**Brief**: In the listing below, locate the lines that hold the string "this". Copy those lines.

::::

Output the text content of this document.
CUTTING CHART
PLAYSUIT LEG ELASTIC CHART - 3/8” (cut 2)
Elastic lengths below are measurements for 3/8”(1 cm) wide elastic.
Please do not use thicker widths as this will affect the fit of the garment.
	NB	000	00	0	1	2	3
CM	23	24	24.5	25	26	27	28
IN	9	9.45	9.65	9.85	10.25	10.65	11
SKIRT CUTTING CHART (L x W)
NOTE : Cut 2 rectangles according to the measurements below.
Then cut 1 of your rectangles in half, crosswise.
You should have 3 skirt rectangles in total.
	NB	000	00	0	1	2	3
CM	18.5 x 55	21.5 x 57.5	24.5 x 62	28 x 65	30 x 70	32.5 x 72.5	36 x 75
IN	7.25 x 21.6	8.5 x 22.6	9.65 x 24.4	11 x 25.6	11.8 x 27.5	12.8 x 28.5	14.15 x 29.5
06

::::

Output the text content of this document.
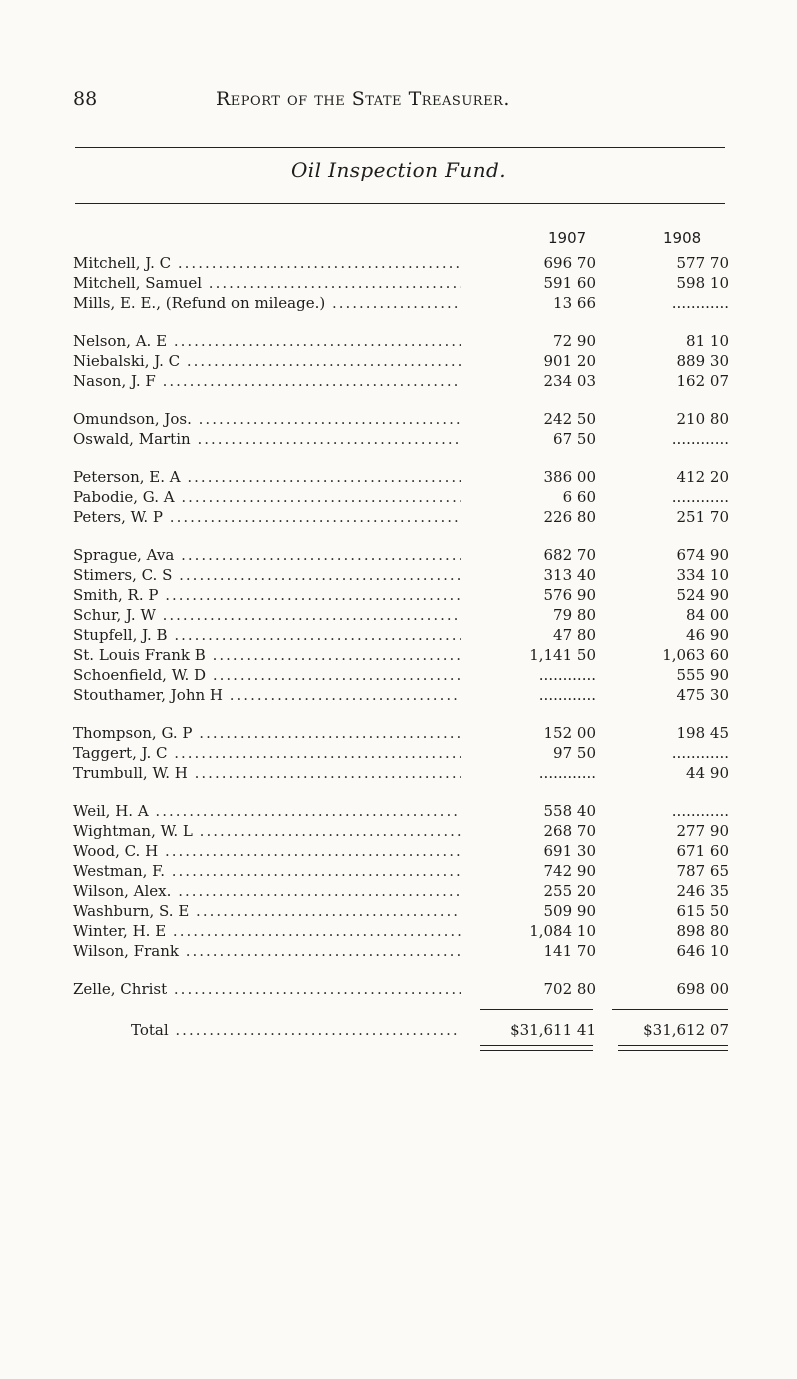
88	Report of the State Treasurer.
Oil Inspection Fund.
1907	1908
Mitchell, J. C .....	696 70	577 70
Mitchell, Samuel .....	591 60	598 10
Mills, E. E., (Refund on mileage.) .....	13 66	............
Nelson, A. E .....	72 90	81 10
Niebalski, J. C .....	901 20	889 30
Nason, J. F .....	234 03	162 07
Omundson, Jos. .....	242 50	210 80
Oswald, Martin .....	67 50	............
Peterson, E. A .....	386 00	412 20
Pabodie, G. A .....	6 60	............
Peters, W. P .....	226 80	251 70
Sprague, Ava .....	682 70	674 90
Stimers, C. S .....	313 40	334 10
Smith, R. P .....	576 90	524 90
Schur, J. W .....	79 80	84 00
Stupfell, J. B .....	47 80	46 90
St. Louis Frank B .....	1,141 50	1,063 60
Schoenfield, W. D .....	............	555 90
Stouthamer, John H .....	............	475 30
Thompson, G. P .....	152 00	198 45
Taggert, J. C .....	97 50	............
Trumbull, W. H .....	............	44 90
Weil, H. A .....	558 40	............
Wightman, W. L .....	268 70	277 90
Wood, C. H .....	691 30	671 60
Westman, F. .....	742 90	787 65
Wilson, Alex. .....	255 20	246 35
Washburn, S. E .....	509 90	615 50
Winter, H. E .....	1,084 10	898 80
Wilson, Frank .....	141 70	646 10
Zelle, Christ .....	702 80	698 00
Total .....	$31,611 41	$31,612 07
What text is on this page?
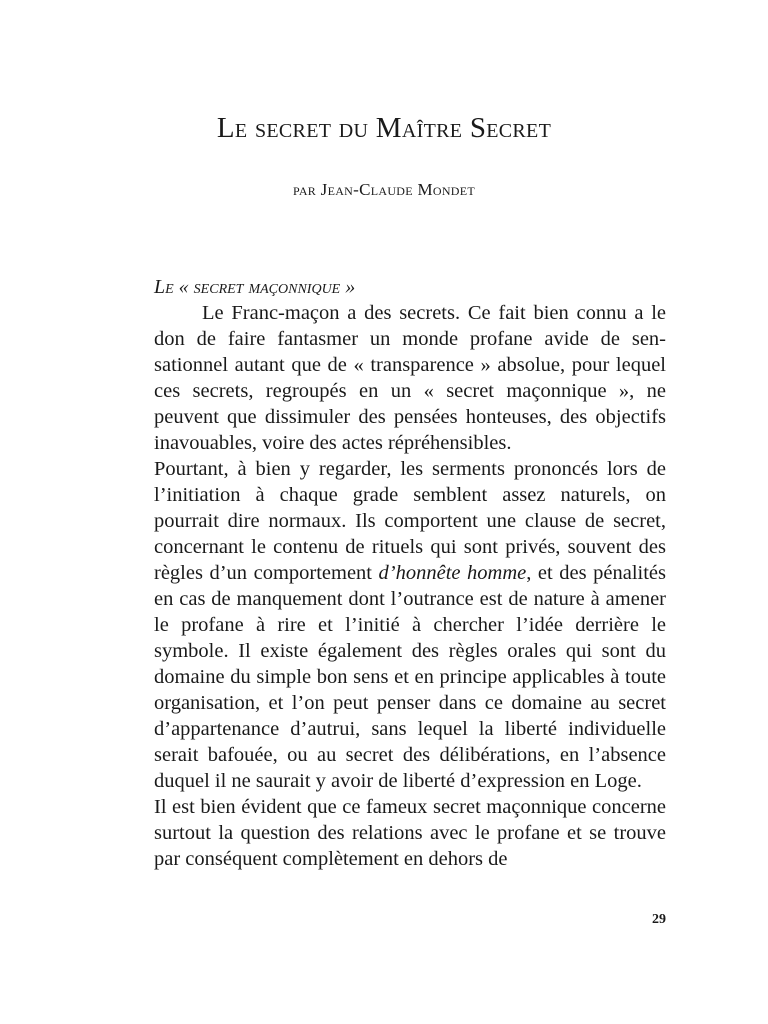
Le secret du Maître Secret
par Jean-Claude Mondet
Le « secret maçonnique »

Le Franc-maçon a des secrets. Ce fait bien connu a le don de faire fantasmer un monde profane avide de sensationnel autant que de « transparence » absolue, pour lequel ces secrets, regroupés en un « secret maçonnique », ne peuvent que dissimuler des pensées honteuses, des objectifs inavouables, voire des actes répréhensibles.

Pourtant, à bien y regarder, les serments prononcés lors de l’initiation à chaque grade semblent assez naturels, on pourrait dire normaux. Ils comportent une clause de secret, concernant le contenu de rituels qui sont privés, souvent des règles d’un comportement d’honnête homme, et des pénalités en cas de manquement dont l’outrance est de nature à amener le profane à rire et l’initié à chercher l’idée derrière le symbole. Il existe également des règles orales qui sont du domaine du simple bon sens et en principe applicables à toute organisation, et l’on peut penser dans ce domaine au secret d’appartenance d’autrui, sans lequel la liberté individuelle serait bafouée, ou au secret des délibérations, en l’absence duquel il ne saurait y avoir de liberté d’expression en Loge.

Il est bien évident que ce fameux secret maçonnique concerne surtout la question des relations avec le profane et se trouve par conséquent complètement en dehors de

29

::::

**Complete answer**:
Output the text content of this document.
Please do not use thicker widths as this will affect the fit of the garment.
Output the text content of this document.
What text is on this page?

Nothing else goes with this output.